>>>>>

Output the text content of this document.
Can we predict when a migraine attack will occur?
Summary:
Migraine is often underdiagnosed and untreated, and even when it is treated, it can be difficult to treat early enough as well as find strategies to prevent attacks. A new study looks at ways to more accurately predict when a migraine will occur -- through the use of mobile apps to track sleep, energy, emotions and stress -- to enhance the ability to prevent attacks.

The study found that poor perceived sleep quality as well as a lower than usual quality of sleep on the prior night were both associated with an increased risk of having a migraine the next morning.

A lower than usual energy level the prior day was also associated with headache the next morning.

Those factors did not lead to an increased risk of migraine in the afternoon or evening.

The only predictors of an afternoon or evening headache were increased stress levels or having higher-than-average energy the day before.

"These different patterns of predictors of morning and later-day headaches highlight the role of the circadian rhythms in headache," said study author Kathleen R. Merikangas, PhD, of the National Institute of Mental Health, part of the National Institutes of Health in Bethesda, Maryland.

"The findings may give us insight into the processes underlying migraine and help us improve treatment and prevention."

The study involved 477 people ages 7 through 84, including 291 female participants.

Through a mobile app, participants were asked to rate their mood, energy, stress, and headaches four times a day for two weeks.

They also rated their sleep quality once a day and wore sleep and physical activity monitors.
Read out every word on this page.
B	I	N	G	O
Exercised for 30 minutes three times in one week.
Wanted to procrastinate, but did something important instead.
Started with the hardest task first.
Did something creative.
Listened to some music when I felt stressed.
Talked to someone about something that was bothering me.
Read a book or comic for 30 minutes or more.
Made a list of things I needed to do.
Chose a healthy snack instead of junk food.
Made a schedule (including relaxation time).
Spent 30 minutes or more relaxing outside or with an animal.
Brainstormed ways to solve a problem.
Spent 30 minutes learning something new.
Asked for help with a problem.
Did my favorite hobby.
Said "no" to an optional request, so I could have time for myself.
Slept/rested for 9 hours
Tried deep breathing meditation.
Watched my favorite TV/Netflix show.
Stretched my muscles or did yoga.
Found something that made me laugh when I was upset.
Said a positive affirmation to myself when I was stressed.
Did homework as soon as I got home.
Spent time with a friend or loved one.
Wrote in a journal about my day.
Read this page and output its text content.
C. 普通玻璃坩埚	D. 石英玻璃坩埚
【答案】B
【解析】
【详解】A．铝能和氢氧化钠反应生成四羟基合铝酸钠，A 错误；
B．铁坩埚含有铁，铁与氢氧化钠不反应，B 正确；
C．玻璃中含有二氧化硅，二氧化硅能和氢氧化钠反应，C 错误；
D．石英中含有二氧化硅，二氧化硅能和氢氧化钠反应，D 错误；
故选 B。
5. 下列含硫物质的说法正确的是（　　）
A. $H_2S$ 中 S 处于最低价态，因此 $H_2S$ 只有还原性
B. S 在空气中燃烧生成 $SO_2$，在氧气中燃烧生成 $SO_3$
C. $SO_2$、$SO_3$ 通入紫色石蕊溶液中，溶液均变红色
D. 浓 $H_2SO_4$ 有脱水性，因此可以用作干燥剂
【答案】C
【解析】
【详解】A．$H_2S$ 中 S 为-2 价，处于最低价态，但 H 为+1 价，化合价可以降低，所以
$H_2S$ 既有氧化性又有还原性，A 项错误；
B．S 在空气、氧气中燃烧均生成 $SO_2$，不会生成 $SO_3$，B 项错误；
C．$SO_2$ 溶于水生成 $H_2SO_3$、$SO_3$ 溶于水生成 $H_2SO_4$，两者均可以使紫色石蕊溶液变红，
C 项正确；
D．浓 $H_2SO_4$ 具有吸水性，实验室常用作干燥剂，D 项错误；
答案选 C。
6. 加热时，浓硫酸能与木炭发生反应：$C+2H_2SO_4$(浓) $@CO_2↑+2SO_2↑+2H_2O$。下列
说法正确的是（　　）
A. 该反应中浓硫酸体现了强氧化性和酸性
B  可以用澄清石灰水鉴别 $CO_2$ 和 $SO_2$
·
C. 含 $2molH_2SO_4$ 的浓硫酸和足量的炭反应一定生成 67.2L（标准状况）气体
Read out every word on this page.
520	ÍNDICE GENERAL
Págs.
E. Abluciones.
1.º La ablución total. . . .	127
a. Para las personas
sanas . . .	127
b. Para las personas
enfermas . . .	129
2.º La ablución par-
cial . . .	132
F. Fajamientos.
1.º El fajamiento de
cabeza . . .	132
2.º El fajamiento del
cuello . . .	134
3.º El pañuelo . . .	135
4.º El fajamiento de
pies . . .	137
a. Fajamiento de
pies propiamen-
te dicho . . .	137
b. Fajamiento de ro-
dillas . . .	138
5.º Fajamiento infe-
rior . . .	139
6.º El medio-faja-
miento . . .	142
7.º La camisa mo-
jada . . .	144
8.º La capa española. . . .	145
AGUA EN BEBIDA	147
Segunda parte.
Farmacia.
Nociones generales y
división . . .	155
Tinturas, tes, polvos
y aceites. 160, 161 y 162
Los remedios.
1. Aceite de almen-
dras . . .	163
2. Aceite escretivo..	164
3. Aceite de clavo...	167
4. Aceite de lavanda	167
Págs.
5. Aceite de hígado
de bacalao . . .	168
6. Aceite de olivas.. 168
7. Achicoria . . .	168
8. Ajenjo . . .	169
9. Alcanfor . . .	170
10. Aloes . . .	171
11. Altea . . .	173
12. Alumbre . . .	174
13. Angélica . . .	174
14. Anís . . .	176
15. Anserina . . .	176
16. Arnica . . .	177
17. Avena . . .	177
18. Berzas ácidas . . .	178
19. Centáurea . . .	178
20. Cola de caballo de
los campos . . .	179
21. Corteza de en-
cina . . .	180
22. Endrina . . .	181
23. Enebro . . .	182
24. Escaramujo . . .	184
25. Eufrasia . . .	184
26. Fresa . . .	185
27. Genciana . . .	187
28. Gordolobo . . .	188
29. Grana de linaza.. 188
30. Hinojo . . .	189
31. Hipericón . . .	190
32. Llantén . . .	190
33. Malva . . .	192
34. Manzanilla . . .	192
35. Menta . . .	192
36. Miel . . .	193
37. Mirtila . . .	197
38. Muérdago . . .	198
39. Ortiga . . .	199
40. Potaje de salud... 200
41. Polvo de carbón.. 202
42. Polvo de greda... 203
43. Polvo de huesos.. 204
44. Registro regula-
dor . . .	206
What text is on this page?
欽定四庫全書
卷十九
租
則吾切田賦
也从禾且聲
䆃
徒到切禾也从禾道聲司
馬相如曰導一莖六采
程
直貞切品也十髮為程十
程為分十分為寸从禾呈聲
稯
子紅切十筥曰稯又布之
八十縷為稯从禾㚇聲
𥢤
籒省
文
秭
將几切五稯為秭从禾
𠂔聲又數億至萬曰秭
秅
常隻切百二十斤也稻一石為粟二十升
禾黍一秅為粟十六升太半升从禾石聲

<<<<<

◆ Exercise details
Repeat each record in full; every line must match exactly.

◆ Output of the exercise
Output the text content of this document.
Can we predict when a migraine attack will occur?
Summary:
Migraine is often underdiagnosed and untreated, and even when it is treated, it can be difficult to treat early enough as well as find strategies to prevent attacks. A new study looks at ways to more accurately predict when a migraine will occur -- through the use of mobile apps to track sleep, energy, emotions and stress -- to enhance the ability to prevent attacks.

The study found that poor perceived sleep quality as well as a lower than usual quality of sleep on the prior night were both associated with an increased risk of having a migraine the next morning.

A lower than usual energy level the prior day was also associated with headache the next morning.

Those factors did not lead to an increased risk of migraine in the afternoon or evening.

The only predictors of an afternoon or evening headache were increased stress levels or having higher-than-average energy the day before.

"These different patterns of predictors of morning and later-day headaches highlight the role of the circadian rhythms in headache," said study author Kathleen R. Merikangas, PhD, of the National Institute of Mental Health, part of the National Institutes of Health in Bethesda, Maryland.

"The findings may give us insight into the processes underlying migraine and help us improve treatment and prevention."

The study involved 477 people ages 7 through 84, including 291 female participants.

Through a mobile app, participants were asked to rate their mood, energy, stress, and headaches four times a day for two weeks.

They also rated their sleep quality once a day and wore sleep and physical activity monitors.
Read out every word on this page.
B	I	N	G	O
Exercised for 30 minutes three times in one week.
Wanted to procrastinate, but did something important instead.
Started with the hardest task first.
Did something creative.
Listened to some music when I felt stressed.
Talked to someone about something that was bothering me.
Read a book or comic for 30 minutes or more.
Made a list of things I needed to do.
Chose a healthy snack instead of junk food.
Made a schedule (including relaxation time).
Spent 30 minutes or more relaxing outside or with an animal.
Brainstormed ways to solve a problem.
Spent 30 minutes learning something new.
Asked for help with a problem.
Did my favorite hobby.
Said "no" to an optional request, so I could have time for myself.
Slept/rested for 9 hours
Tried deep breathing meditation.
Watched my favorite TV/Netflix show.
Stretched my muscles or did yoga.
Found something that made me laugh when I was upset.
Said a positive affirmation to myself when I was stressed.
Did homework as soon as I got home.
Spent time with a friend or loved one.
Wrote in a journal about my day.
Read this page and output its text content.
C. 普通玻璃坩埚	D. 石英玻璃坩埚
【答案】B
【解析】
【详解】A．铝能和氢氧化钠反应生成四羟基合铝酸钠，A 错误；
B．铁坩埚含有铁，铁与氢氧化钠不反应，B 正确；
C．玻璃中含有二氧化硅，二氧化硅能和氢氧化钠反应，C 错误；
D．石英中含有二氧化硅，二氧化硅能和氢氧化钠反应，D 错误；
故选 B。
5. 下列含硫物质的说法正确的是（　　）
A. $H_2S$ 中 S 处于最低价态，因此 $H_2S$ 只有还原性
B. S 在空气中燃烧生成 $SO_2$，在氧气中燃烧生成 $SO_3$
C. $SO_2$、$SO_3$ 通入紫色石蕊溶液中，溶液均变红色
D. 浓 $H_2SO_4$ 有脱水性，因此可以用作干燥剂
【答案】C
【解析】
【详解】A．$H_2S$ 中 S 为-2 价，处于最低价态，但 H 为+1 价，化合价可以降低，所以
$H_2S$ 既有氧化性又有还原性，A 项错误；
B．S 在空气、氧气中燃烧均生成 $SO_2$，不会生成 $SO_3$，B 项错误；
C．$SO_2$ 溶于水生成 $H_2SO_3$、$SO_3$ 溶于水生成 $H_2SO_4$，两者均可以使紫色石蕊溶液变红，
C 项正确；
D．浓 $H_2SO_4$ 具有吸水性，实验室常用作干燥剂，D 项错误；
答案选 C。
6. 加热时，浓硫酸能与木炭发生反应：$C+2H_2SO_4$(浓) $@CO_2↑+2SO_2↑+2H_2O$。下列
说法正确的是（　　）
A. 该反应中浓硫酸体现了强氧化性和酸性
B  可以用澄清石灰水鉴别 $CO_2$ 和 $SO_2$
·
C. 含 $2molH_2SO_4$ 的浓硫酸和足量的炭反应一定生成 67.2L（标准状况）气体
Read out every word on this page.
520	ÍNDICE GENERAL
Págs.
E. Abluciones.
1.º La ablución total. . . .	127
a. Para las personas
sanas . . .	127
b. Para las personas
enfermas . . .	129
2.º La ablución par-
cial . . .	132
F. Fajamientos.
1.º El fajamiento de
cabeza . . .	132
2.º El fajamiento del
cuello . . .	134
3.º El pañuelo . . .	135
4.º El fajamiento de
pies . . .	137
a. Fajamiento de
pies propiamen-
te dicho . . .	137
b. Fajamiento de ro-
dillas . . .	138
5.º Fajamiento infe-
rior . . .	139
6.º El medio-faja-
miento . . .	142
7.º La camisa mo-
jada . . .	144
8.º La capa española. . . .	145
AGUA EN BEBIDA	147
Segunda parte.
Farmacia.
Nociones generales y
división . . .	155
Tinturas, tes, polvos
y aceites. 160, 161 y 162
Los remedios.
1. Aceite de almen-
dras . . .	163
2. Aceite escretivo..	164
3. Aceite de clavo...	167
4. Aceite de lavanda	167
Págs.
5. Aceite de hígado
de bacalao . . .	168
6. Aceite de olivas.. 168
7. Achicoria . . .	168
8. Ajenjo . . .	169
9. Alcanfor . . .	170
10. Aloes . . .	171
11. Altea . . .	173
12. Alumbre . . .	174
13. Angélica . . .	174
14. Anís . . .	176
15. Anserina . . .	176
16. Arnica . . .	177
17. Avena . . .	177
18. Berzas ácidas . . .	178
19. Centáurea . . .	178
20. Cola de caballo de
los campos . . .	179
21. Corteza de en-
cina . . .	180
22. Endrina . . .	181
23. Enebro . . .	182
24. Escaramujo . . .	184
25. Eufrasia . . .	184
26. Fresa . . .	185
27. Genciana . . .	187
28. Gordolobo . . .	188
29. Grana de linaza.. 188
30. Hinojo . . .	189
31. Hipericón . . .	190
32. Llantén . . .	190
33. Malva . . .	192
34. Manzanilla . . .	192
35. Menta . . .	192
36. Miel . . .	193
37. Mirtila . . .	197
38. Muérdago . . .	198
39. Ortiga . . .	199
40. Potaje de salud... 200
41. Polvo de carbón.. 202
42. Polvo de greda... 203
43. Polvo de huesos.. 204
44. Registro regula-
dor . . .	206
What text is on this page?
欽定四庫全書
卷十九
租
則吾切田賦
也从禾且聲
䆃
徒到切禾也从禾道聲司
馬相如曰導一莖六采
程
直貞切品也十髮為程十
程為分十分為寸从禾呈聲
稯
子紅切十筥曰稯又布之
八十縷為稯从禾㚇聲
𥢤
籒省
文
秭
將几切五稯為秭从禾
𠂔聲又數億至萬曰秭
秅
常隻切百二十斤也稻一石為粟二十升
禾黍一秅為粟十六升太半升从禾石聲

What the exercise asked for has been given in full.